Exercise goal >>
Your answer should be a single number: the count of lines that include "invånare".

Rows from a dataset >>
◇ ◇ ◇ ◇
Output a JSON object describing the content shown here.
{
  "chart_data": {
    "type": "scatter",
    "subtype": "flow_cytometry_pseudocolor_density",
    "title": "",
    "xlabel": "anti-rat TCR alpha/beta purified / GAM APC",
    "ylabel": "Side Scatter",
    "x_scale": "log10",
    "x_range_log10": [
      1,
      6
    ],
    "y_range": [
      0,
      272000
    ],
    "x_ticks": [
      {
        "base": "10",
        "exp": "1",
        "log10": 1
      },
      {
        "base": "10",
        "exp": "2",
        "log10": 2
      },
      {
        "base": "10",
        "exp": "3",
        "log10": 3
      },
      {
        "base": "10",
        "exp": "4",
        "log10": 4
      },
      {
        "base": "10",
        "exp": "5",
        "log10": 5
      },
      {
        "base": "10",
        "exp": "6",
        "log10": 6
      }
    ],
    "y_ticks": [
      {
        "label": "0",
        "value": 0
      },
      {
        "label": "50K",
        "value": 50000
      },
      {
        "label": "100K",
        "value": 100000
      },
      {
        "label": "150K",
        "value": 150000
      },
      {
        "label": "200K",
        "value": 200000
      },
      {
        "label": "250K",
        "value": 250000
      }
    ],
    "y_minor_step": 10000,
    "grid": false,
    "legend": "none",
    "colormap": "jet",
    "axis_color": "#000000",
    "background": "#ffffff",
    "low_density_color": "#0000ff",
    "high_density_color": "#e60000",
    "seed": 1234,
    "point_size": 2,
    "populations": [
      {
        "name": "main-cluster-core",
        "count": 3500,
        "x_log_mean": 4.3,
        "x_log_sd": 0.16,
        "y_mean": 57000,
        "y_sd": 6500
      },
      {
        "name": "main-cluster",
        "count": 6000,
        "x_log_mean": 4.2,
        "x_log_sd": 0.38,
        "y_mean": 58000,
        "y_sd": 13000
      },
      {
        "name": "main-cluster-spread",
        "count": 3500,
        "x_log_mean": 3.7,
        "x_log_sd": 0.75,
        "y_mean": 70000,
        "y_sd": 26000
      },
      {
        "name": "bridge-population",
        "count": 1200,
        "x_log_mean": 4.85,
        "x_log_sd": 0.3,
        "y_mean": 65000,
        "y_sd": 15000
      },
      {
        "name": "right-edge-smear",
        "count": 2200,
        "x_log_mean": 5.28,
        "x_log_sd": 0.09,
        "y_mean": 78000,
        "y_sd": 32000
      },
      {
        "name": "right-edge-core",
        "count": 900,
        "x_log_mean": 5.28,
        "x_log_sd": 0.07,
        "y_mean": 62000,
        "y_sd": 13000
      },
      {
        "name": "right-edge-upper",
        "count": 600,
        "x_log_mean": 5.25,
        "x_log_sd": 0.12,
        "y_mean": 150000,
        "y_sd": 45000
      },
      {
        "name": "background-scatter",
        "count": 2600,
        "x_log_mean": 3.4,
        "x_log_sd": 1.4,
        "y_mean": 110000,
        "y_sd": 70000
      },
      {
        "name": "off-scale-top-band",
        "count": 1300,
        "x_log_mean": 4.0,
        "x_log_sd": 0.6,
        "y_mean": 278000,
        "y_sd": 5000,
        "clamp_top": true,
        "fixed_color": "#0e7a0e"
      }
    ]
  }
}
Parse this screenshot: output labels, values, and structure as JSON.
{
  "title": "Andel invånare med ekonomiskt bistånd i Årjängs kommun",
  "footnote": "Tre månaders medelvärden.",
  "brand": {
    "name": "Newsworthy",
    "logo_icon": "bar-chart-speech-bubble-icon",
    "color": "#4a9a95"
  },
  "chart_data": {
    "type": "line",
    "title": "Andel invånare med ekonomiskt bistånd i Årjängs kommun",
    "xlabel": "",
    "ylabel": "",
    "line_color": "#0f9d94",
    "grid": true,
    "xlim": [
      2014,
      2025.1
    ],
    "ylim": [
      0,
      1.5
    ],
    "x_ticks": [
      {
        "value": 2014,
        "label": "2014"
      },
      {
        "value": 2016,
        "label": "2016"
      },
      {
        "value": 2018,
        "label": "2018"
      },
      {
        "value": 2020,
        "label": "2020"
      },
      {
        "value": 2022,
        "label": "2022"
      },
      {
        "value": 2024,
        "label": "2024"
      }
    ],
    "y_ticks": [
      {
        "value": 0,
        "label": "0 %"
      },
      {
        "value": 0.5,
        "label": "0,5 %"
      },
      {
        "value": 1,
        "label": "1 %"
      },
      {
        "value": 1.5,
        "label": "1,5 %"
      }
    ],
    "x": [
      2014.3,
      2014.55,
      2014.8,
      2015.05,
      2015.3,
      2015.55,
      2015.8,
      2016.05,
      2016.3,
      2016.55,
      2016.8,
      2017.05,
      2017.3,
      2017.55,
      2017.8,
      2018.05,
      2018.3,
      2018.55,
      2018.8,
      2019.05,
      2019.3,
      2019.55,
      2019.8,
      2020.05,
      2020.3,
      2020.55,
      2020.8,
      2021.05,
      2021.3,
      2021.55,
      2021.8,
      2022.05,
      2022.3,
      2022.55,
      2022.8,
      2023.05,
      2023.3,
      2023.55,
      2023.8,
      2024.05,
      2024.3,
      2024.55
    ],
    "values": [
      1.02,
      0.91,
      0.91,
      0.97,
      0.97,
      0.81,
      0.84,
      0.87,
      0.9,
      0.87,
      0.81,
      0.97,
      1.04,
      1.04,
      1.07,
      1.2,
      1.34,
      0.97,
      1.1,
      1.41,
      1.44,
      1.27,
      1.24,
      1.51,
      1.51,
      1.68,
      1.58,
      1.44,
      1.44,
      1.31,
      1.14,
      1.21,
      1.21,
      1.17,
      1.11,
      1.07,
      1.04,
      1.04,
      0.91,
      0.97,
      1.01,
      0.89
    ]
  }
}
◇ ◇ ◇ ◇
Output >>
2